-- BEGIN --
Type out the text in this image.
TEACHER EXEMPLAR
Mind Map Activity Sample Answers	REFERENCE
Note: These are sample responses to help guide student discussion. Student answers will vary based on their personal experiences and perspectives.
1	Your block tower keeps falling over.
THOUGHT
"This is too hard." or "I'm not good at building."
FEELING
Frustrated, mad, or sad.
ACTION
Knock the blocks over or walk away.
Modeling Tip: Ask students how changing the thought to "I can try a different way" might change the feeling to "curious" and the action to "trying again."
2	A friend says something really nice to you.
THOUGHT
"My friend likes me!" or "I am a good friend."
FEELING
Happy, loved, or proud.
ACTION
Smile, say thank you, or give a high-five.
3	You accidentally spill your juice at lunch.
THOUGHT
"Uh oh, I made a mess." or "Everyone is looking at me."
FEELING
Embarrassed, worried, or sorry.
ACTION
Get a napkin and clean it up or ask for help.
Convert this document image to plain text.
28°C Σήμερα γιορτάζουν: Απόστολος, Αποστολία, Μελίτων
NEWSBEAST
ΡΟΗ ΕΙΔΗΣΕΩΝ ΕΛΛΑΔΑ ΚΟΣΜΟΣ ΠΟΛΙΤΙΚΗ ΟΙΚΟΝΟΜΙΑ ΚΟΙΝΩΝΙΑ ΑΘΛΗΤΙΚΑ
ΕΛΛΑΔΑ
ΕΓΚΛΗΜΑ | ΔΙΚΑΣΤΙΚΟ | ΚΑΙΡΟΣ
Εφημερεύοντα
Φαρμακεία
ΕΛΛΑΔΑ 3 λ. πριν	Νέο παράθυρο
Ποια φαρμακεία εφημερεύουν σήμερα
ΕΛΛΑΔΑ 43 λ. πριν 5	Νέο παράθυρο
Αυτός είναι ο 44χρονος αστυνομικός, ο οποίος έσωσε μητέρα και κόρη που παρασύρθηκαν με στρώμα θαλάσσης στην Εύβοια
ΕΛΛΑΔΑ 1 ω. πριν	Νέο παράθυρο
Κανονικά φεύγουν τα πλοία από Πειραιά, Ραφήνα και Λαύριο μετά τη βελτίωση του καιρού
-- END --
### EXERCISE BRIEF
Wherever the string "ΕΛΛΑΔΑ" appears in the entries above, list that line.

### WRITTEN REPLY
ΡΟΗ ΕΙΔΗΣΕΩΝ ΕΛΛΑΔΑ ΚΟΣΜΟΣ ΠΟΛΙΤΙΚΗ ΟΙΚΟΝΟΜΙΑ ΚΟΙΝΩΝΙΑ ΑΘΛΗΤΙΚΑ
ΕΛΛΑΔΑ
ΕΛΛΑΔΑ 3 λ. πριν	Νέο παράθυρο
ΕΛΛΑΔΑ 43 λ. πριν 5	Νέο παράθυρο
ΕΛΛΑΔΑ 1 ω. πριν	Νέο παράθυρο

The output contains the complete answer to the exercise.